Brano da leggere:
+ + + + + + +

Nell'intervista esclusiva il venezuelano ci offre uno spaccato lucido del Circus vissuto dal di dentro. Perché...

Maldonado:

Pastor Maldonado ricomincia da zero. Aveva lasciato la Williams a fine 2013 dopo aver vinto un Gp in Spagna 2012. È passato l’anno scorso alla Lotus convinto di fare un salto di qualità importante nel Circus e, invece, è incappato nell’anno più difficile della storia di Enstone. Il venezuelano, 29 anni, è pronto a girare pagina per ripartire in un’avventura nella quale crede molto, nonostante le difficoltà economiche in cui si dibatte il suo team. Va in Australia nella convinzione di ricostruire una reputazione dopo un 2014 tutto da cancellare. Lo abbiamo incontrato per una chiacchierata senza filtri nella quale è emerso un Pastor molto genuino che ha idee chiare sul suo futuro. È uno dei pochi piloti del Circus che esprime liberamente il suo pensiero senza temere la censura della squadra e lo spaccato che emerge è quello di un uomo che dalla F.1 ha già avuto molto, ma ha ancora molto da chiedere…

E’ un anno molto importante dopo una stagione disastrosa…
“Quello che mi aspetto è di vincere, ma poi bisogna essere realisti: so che non abbiamo il potenziale economico per lottare con i top team. E questo è un dato di fatto, anche se penso che nella squadra ci iano delle persone molto valide che possono realizzare delle monoposto molto competitive”.

La Lotus ha perso tecnici importanti negli ultimi anni, eppure sembra sempre in grado di realizzare macchine interessanti, se escludiamo la E22 del 2014 che è stata tutta sbagliata. Come mai?
“Penso che a Enstone ci sia un grande potenziale che vada oltre le persone: ci sono strutture all’avanguardia e tecnici molto appassionati. Sulla E23 ci sono molte aspettative per fare dei risultati che cancellino la disastrosa scorsa stagione. Nel team c’è la volontà di dimostrare che quello che si è visto l’anno scorso non era la vera rappresentazione della Lotus. Credo che abbiamo reagito bene, con scelte azzeccate…”.

Beh, avete scelto il motore migliore, vale a dire il Mercedes rinunciando al Renault…
“Il cambiamento non è stato facile, ma confidiamo di disporre della migliore power unit disponibile e possiamo fare affidamento su un grande aiuto da parte della Mercedes”.

+ + + + + + +

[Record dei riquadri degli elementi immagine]
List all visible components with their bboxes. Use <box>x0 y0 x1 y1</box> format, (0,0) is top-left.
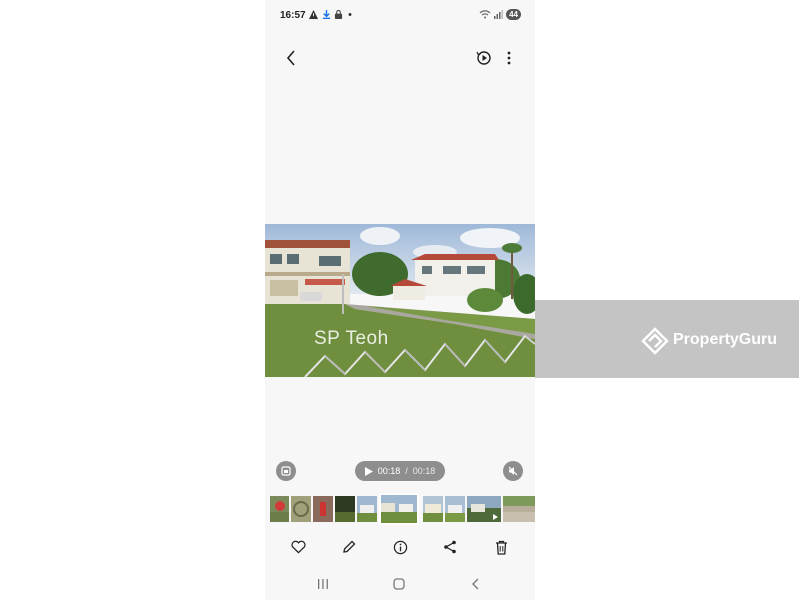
back-nav-button[interactable] <box>465 574 485 594</box>
thumbnail-image <box>357 505 377 522</box>
capture-button[interactable] <box>276 461 296 481</box>
capture-icon <box>281 466 291 476</box>
thumb-flower[interactable] <box>270 496 289 522</box>
thumbnail-image <box>423 504 443 522</box>
wifi-icon <box>479 10 491 19</box>
back-nav-icon <box>472 578 479 590</box>
thumbnail-image <box>335 512 355 522</box>
share-button[interactable] <box>440 537 460 557</box>
filmstrip <box>265 493 535 525</box>
dot-icon <box>348 13 351 16</box>
battery-indicator: 44 <box>506 9 521 20</box>
mute-button[interactable] <box>503 461 523 481</box>
status-bar: 16:57 44 <box>265 0 535 30</box>
share-icon <box>444 540 456 554</box>
main-photo[interactable]: SP Teoh <box>265 224 535 377</box>
thumb-plant[interactable] <box>291 496 311 522</box>
gallery-viewer: 16:57 44 SP Teoh 00:18 / 00:18 <box>265 0 535 600</box>
propertyguru-brand: PropertyGuru <box>673 331 778 348</box>
more-options-icon <box>507 51 511 65</box>
edit-icon <box>343 540 356 553</box>
home-icon <box>393 578 405 590</box>
current-time: 00:18 <box>377 466 401 476</box>
download-icon <box>322 10 330 19</box>
delete-button[interactable] <box>491 537 511 557</box>
thumbnail-image <box>270 501 289 522</box>
thumb-house-2[interactable] <box>423 496 443 522</box>
thumbnail-image <box>293 501 309 517</box>
delete-icon <box>495 540 507 555</box>
more-options-button[interactable] <box>499 48 519 68</box>
thumb-dark[interactable] <box>335 496 355 522</box>
thumb-house[interactable] <box>357 496 377 522</box>
time-separator: / <box>405 466 408 476</box>
warning-icon <box>309 10 318 19</box>
play-button[interactable]: 00:18 / 00:18 <box>355 461 445 481</box>
photo-watermark: SP Teoh <box>314 328 389 349</box>
recents-button[interactable] <box>313 574 333 594</box>
thumb-video[interactable] <box>467 496 501 522</box>
video-controls: 00:18 / 00:18 <box>265 460 535 484</box>
bottom-actions <box>265 536 535 558</box>
lock-icon <box>334 9 343 19</box>
back-arrow-icon <box>286 50 295 66</box>
home-button[interactable] <box>389 574 409 594</box>
thumb-current[interactable] <box>379 493 419 525</box>
info-icon <box>393 540 407 554</box>
status-system-icons: 44 <box>479 9 521 20</box>
mute-icon <box>508 466 518 476</box>
propertyguru-watermark: PropertyGuru <box>535 300 799 378</box>
recents-icon <box>318 579 328 589</box>
thumbnail-image <box>503 496 535 522</box>
remaster-button[interactable] <box>474 48 494 68</box>
signal-icon <box>494 10 504 19</box>
propertyguru-logo-icon <box>641 327 669 355</box>
thumb-road[interactable] <box>503 496 535 522</box>
thumbnail-image <box>467 496 501 520</box>
back-button[interactable] <box>281 48 301 68</box>
system-nav-bar <box>265 573 535 595</box>
top-app-bar <box>265 42 535 74</box>
edit-button[interactable] <box>339 537 359 557</box>
thumbnail-image <box>320 502 326 516</box>
thumbnail-image <box>381 503 417 523</box>
house-photo <box>265 224 535 377</box>
thumb-person[interactable] <box>313 496 333 522</box>
duration: 00:18 <box>412 466 436 476</box>
status-time: 16:57 <box>280 10 306 21</box>
favorite-icon <box>290 540 306 554</box>
play-icon <box>364 466 373 476</box>
thumbnail-image <box>445 505 465 522</box>
remaster-icon <box>476 51 491 65</box>
status-notification-icons <box>309 9 353 21</box>
info-button[interactable] <box>390 537 410 557</box>
thumb-house-3[interactable] <box>445 496 465 522</box>
favorite-button[interactable] <box>288 537 308 557</box>
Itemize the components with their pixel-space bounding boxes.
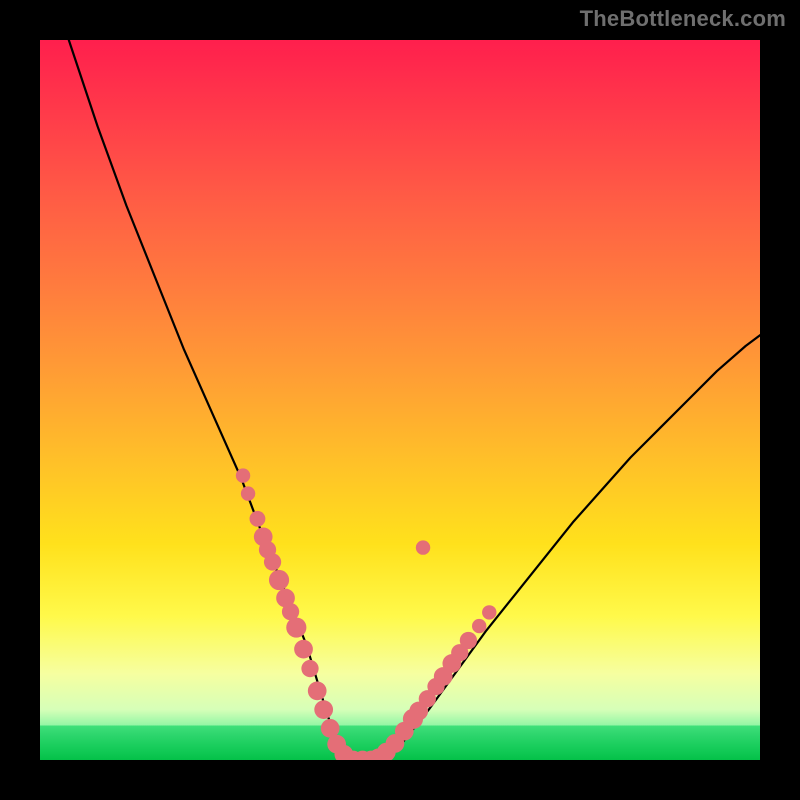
marker-dot [264, 553, 281, 570]
marker-dot [241, 486, 255, 500]
marker-dot [308, 682, 327, 701]
marker-dot [482, 605, 496, 619]
marker-dot [294, 640, 313, 659]
marker-dot [269, 570, 289, 590]
curve-path [69, 40, 760, 760]
curve-svg [40, 40, 760, 760]
marker-dot [250, 511, 266, 527]
marker-dot [286, 617, 306, 637]
chart-frame: TheBottleneck.com [0, 0, 800, 800]
marker-dot [314, 700, 333, 719]
marker-dot [472, 619, 486, 633]
marker-dot [416, 540, 430, 554]
watermark-label: TheBottleneck.com [580, 6, 786, 32]
plot-area [40, 40, 760, 760]
marker-dots [236, 468, 497, 760]
marker-dot [460, 632, 477, 649]
marker-dot [301, 660, 318, 677]
marker-dot [236, 468, 250, 482]
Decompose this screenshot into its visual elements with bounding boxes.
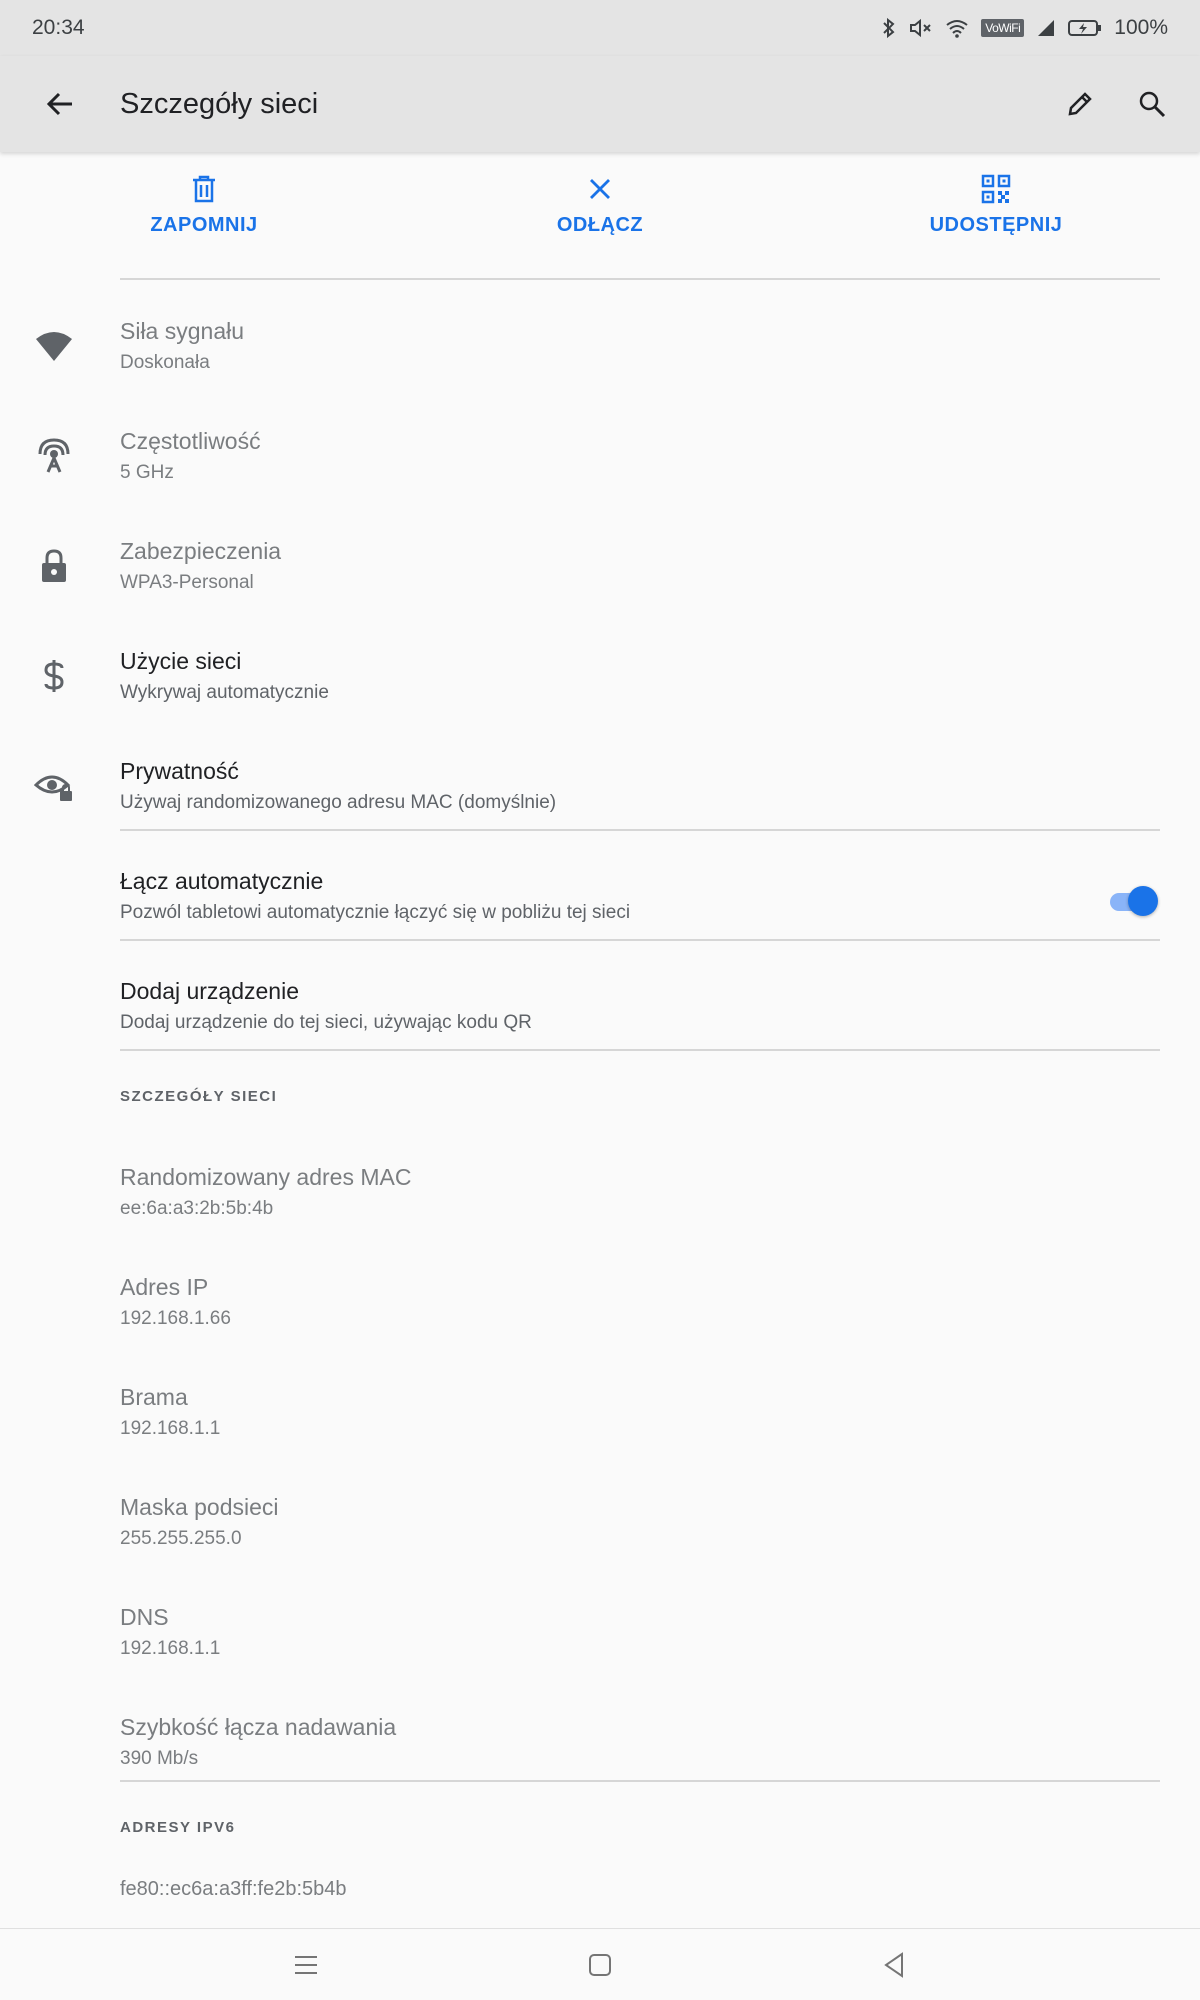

+ + + + + + +

Cosa fare:
1. Spiega in una-tre frasi, per favore, perché secondo Maldonado la Lotus riesce ancora a realizzare macchine interessanti pur avendo perso tecnici importanti, così come lo afferma nell'intervista a Maldonado.
2. Prosegui l'intervista a Maldonado a partire dal punto in cui si interrompe.
Il materiale è separato e non fa parte dell'intervista a Maldonado.

Risultati dell'esercizio:
1. Secondo Maldonado, a Enstone c'è un grande potenziale che va oltre le singole persone. La squadra dispone infatti di strutture all'avanguardia e di tecnici molto appassionati.

2.
Ora che hai provato la E23 ci puoi dire che l’è la differenza fra la PU106B e il 6 cilindri della Renault?
“E’ molto grande, ma non c’è solo una differenza di potenza. Molti si sono soffermati sui cavalli disponibili e, forse, in modo un po’ sbagliato, perché l’analisi deve essere più ampia: conta molto come la power unit riesce a trasmettere questa potenza. Il Mercedes è un motore molto docile, elastico, non è affatto aggressivo sulle gomme, ma assicura una grande potenza. È stato studiato in ogni singolo particolare e riesce a dare il meglio sia in fase di qualifica che in gara”.

Ma non avete avuto dei vantaggi anche nell’installazione nella monoposto?
“Esattamente, l’adozione del motore Mercedes ha facilitato il compito dei nostri tecnici e posso dire che è stata possibile una vera e propria rivoluzione nel pensare la macchina che non ha più niente in comune con quella del 2014. Ed è per questo che all’inizio sarà più difficile per noi arrivare al 100% del potenziale che per gli altri, perché noi non ci siamo limitati a fare un’evoluzione della vettura dello scorso anno come hanno fatto molti, ma tutto è nuovo. Sono diverse le geometrie delle sospensioni, il disegno della scocca e la disposizione dei radiatori. Il primo aspetto importante è che questa è una macchina che parte con molti chili di peso in meno rispetto alla E22”.

L’anno scorso eravate sovrappeso?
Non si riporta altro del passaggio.